## Data listing
::::::::::

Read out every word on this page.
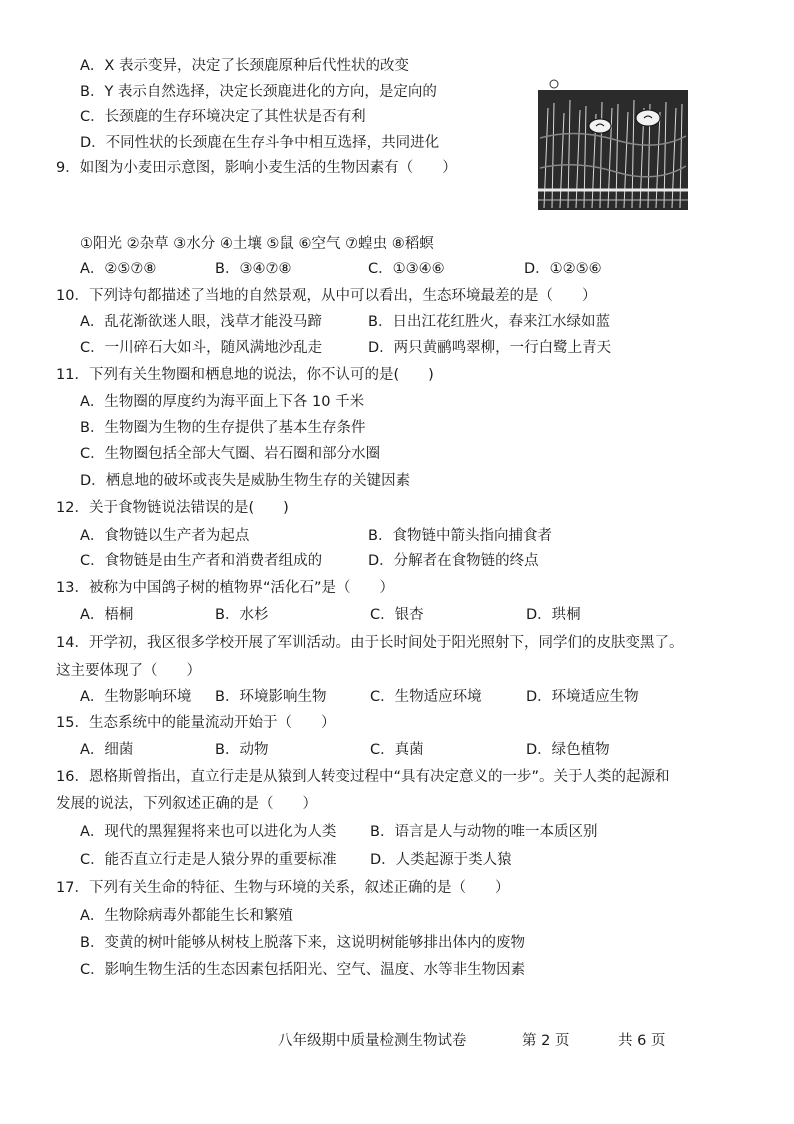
A．X 表示变异，决定了长颈鹿原种后代性状的改变
B．Y 表示自然选择，决定长颈鹿进化的方向，是定向的
C．长颈鹿的生存环境决定了其性状是否有利
D．不同性状的长颈鹿在生存斗争中相互选择，共同进化
9．如图为小麦田示意图，影响小麦生活的生物因素有（　　）
①阳光 ②杂草 ③水分 ④土壤 ⑤鼠 ⑥空气 ⑦蝗虫 ⑧稻螟
A．②⑤⑦⑧	B．③④⑦⑧	C．①③④⑥	D．①②⑤⑥
10．下列诗句都描述了当地的自然景观，从中可以看出，生态环境最差的是（　　）
A．乱花渐欲迷人眼，浅草才能没马蹄	B．日出江花红胜火，春来江水绿如蓝
C．一川碎石大如斗，随风满地沙乱走	D．两只黄鹂鸣翠柳，一行白鹭上青天
11．下列有关生物圈和栖息地的说法，你不认可的是(　　)
A．生物圈的厚度约为海平面上下各 10 千米
B．生物圈为生物的生存提供了基本生存条件
C．生物圈包括全部大气圈、岩石圈和部分水圈
D．栖息地的破坏或丧失是威胁生物生存的关键因素
12．关于食物链说法错误的是(　　)
A．食物链以生产者为起点	B．食物链中箭头指向捕食者
C．食物链是由生产者和消费者组成的	D．分解者在食物链的终点
13．被称为中国鸽子树的植物界“活化石”是（　　）
A．梧桐	B．水杉	C．银杏	D．珙桐
14．开学初，我区很多学校开展了军训活动。由于长时间处于阳光照射下，同学们的皮肤变黑了。
这主要体现了（　　）
A．生物影响环境 B．环境影响生物	C．生物适应环境	D．环境适应生物
15．生态系统中的能量流动开始于（　　）
A．细菌	B．动物	C．真菌	D．绿色植物
16．恩格斯曾指出，直立行走是从猿到人转变过程中“具有决定意义的一步”。关于人类的起源和
发展的说法，下列叙述正确的是（　　）
A．现代的黑猩猩将来也可以进化为人类 B．语言是人与动物的唯一本质区别
C．能否直立行走是人猿分界的重要标准 D．人类起源于类人猿
17．下列有关生命的特征、生物与环境的关系，叙述正确的是（　　）
A．生物除病毒外都能生长和繁殖
B．变黄的树叶能够从树枝上脱落下来，这说明树能够排出体内的废物
C．影响生物生活的生态因素包括阳光、空气、温度、水等非生物因素
八年级期中质量检测生物试卷	第 2 页	共 6 页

::::::::::

## Task instructions
Quote every entry exactly, with the pictures omitted.

## The result
Read out every word on this page.
A．X 表示变异，决定了长颈鹿原种后代性状的改变
B．Y 表示自然选择，决定长颈鹿进化的方向，是定向的
C．长颈鹿的生存环境决定了其性状是否有利
D．不同性状的长颈鹿在生存斗争中相互选择，共同进化
9．如图为小麦田示意图，影响小麦生活的生物因素有（　　）
①阳光 ②杂草 ③水分 ④土壤 ⑤鼠 ⑥空气 ⑦蝗虫 ⑧稻螟
A．②⑤⑦⑧	B．③④⑦⑧	C．①③④⑥	D．①②⑤⑥
10．下列诗句都描述了当地的自然景观，从中可以看出，生态环境最差的是（　　）
A．乱花渐欲迷人眼，浅草才能没马蹄	B．日出江花红胜火，春来江水绿如蓝
C．一川碎石大如斗，随风满地沙乱走	D．两只黄鹂鸣翠柳，一行白鹭上青天
11．下列有关生物圈和栖息地的说法，你不认可的是(　　)
A．生物圈的厚度约为海平面上下各 10 千米
B．生物圈为生物的生存提供了基本生存条件
C．生物圈包括全部大气圈、岩石圈和部分水圈
D．栖息地的破坏或丧失是威胁生物生存的关键因素
12．关于食物链说法错误的是(　　)
A．食物链以生产者为起点	B．食物链中箭头指向捕食者
C．食物链是由生产者和消费者组成的	D．分解者在食物链的终点
13．被称为中国鸽子树的植物界“活化石”是（　　）
A．梧桐	B．水杉	C．银杏	D．珙桐
14．开学初，我区很多学校开展了军训活动。由于长时间处于阳光照射下，同学们的皮肤变黑了。
这主要体现了（　　）
A．生物影响环境 B．环境影响生物	C．生物适应环境	D．环境适应生物
15．生态系统中的能量流动开始于（　　）
A．细菌	B．动物	C．真菌	D．绿色植物
16．恩格斯曾指出，直立行走是从猿到人转变过程中“具有决定意义的一步”。关于人类的起源和
发展的说法，下列叙述正确的是（　　）
A．现代的黑猩猩将来也可以进化为人类 B．语言是人与动物的唯一本质区别
C．能否直立行走是人猿分界的重要标准 D．人类起源于类人猿
17．下列有关生命的特征、生物与环境的关系，叙述正确的是（　　）
A．生物除病毒外都能生长和繁殖
B．变黄的树叶能够从树枝上脱落下来，这说明树能够排出体内的废物
C．影响生物生活的生态因素包括阳光、空气、温度、水等非生物因素
八年级期中质量检测生物试卷	第 2 页	共 6 页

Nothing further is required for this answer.